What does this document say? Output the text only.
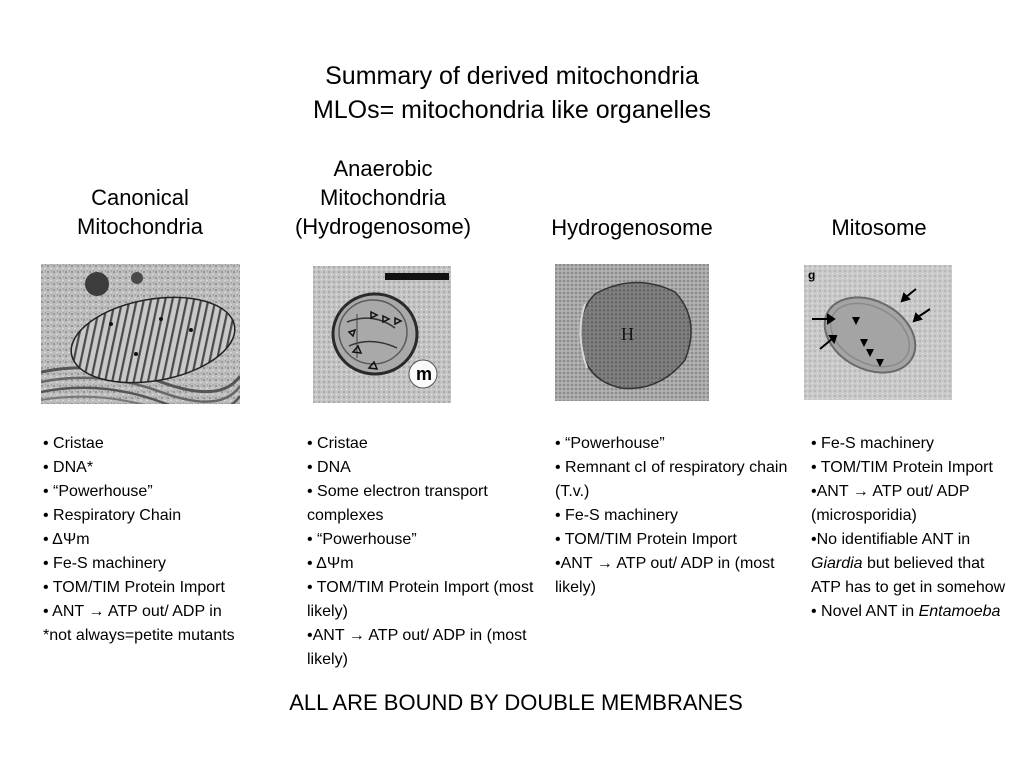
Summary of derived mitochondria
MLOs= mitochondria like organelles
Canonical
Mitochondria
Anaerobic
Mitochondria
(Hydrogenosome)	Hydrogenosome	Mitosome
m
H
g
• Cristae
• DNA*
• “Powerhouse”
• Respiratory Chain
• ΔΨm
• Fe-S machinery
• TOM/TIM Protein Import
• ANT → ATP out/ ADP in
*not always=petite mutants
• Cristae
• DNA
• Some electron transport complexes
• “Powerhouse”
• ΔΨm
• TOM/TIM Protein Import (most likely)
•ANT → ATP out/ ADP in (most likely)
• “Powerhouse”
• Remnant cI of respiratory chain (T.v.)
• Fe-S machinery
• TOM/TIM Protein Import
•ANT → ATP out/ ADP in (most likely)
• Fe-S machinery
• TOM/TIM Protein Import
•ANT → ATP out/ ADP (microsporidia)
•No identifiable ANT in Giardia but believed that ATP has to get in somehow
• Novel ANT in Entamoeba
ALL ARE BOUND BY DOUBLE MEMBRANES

☆ ☆ ☆ ☆ ☆

§ **Instructions to follow**
Your answer is all of the records restated word for word, pictures excluded.

§ **Reply**
What does this document say? Output the text only.
Summary of derived mitochondria
MLOs= mitochondria like organelles
Canonical
Mitochondria
Anaerobic
Mitochondria
(Hydrogenosome)	Hydrogenosome	Mitosome
m
H
g
• Cristae
• DNA*
• “Powerhouse”
• Respiratory Chain
• ΔΨm
• Fe-S machinery
• TOM/TIM Protein Import
• ANT → ATP out/ ADP in
*not always=petite mutants
• Cristae
• DNA
• Some electron transport complexes
• “Powerhouse”
• ΔΨm
• TOM/TIM Protein Import (most likely)
•ANT → ATP out/ ADP in (most likely)
• “Powerhouse”
• Remnant cI of respiratory chain (T.v.)
• Fe-S machinery
• TOM/TIM Protein Import
•ANT → ATP out/ ADP in (most likely)
• Fe-S machinery
• TOM/TIM Protein Import
•ANT → ATP out/ ADP (microsporidia)
•No identifiable ANT in Giardia but believed that ATP has to get in somehow
• Novel ANT in Entamoeba
ALL ARE BOUND BY DOUBLE MEMBRANES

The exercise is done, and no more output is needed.